--- Task to complete ---
Transcribe each entry below exactly. Pictures do not go in the copy.
====== Task inputs
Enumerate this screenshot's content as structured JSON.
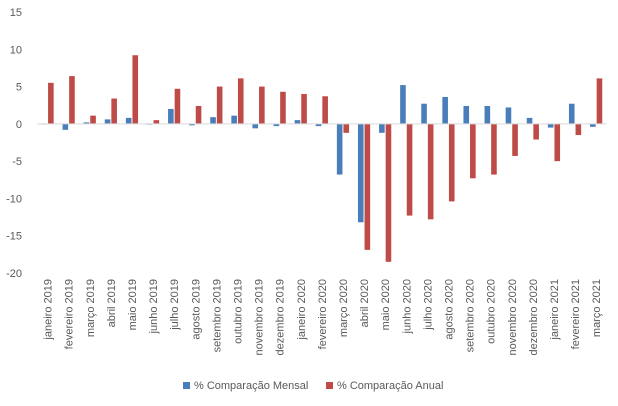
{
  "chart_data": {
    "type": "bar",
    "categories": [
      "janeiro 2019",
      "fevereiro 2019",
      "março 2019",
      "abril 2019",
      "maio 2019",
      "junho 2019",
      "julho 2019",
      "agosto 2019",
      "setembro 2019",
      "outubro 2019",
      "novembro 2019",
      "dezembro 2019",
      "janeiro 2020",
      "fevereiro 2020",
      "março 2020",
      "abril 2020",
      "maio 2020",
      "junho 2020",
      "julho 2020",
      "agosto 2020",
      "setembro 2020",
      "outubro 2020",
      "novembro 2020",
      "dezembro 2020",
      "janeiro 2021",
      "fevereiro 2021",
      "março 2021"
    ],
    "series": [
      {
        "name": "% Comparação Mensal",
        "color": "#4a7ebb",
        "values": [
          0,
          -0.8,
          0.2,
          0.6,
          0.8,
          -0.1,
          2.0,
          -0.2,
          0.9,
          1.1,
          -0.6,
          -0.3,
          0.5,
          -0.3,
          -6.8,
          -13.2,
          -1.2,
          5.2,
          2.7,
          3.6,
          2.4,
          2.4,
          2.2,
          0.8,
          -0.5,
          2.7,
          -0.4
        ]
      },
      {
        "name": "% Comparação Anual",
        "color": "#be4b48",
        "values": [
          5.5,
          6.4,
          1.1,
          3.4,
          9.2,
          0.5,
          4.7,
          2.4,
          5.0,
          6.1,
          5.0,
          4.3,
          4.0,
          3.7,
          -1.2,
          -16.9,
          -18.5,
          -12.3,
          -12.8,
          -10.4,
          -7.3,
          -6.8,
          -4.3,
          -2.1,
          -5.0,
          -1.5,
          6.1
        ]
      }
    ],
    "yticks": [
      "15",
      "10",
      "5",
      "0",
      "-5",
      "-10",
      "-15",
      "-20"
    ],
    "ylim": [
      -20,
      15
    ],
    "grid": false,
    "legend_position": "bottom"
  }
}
============
--- Result ---
Enumerate this screenshot's content as structured JSON.
{
  "chart_data": {
    "type": "bar",
    "categories": [
      "janeiro 2019",
      "fevereiro 2019",
      "março 2019",
      "abril 2019",
      "maio 2019",
      "junho 2019",
      "julho 2019",
      "agosto 2019",
      "setembro 2019",
      "outubro 2019",
      "novembro 2019",
      "dezembro 2019",
      "janeiro 2020",
      "fevereiro 2020",
      "março 2020",
      "abril 2020",
      "maio 2020",
      "junho 2020",
      "julho 2020",
      "agosto 2020",
      "setembro 2020",
      "outubro 2020",
      "novembro 2020",
      "dezembro 2020",
      "janeiro 2021",
      "fevereiro 2021",
      "março 2021"
    ],
    "series": [
      {
        "name": "% Comparação Mensal",
        "color": "#4a7ebb",
        "values": [
          0,
          -0.8,
          0.2,
          0.6,
          0.8,
          -0.1,
          2.0,
          -0.2,
          0.9,
          1.1,
          -0.6,
          -0.3,
          0.5,
          -0.3,
          -6.8,
          -13.2,
          -1.2,
          5.2,
          2.7,
          3.6,
          2.4,
          2.4,
          2.2,
          0.8,
          -0.5,
          2.7,
          -0.4
        ]
      },
      {
        "name": "% Comparação Anual",
        "color": "#be4b48",
        "values": [
          5.5,
          6.4,
          1.1,
          3.4,
          9.2,
          0.5,
          4.7,
          2.4,
          5.0,
          6.1,
          5.0,
          4.3,
          4.0,
          3.7,
          -1.2,
          -16.9,
          -18.5,
          -12.3,
          -12.8,
          -10.4,
          -7.3,
          -6.8,
          -4.3,
          -2.1,
          -5.0,
          -1.5,
          6.1
        ]
      }
    ],
    "yticks": [
      "15",
      "10",
      "5",
      "0",
      "-5",
      "-10",
      "-15",
      "-20"
    ],
    "ylim": [
      -20,
      15
    ],
    "grid": false,
    "legend_position": "bottom"
  }
}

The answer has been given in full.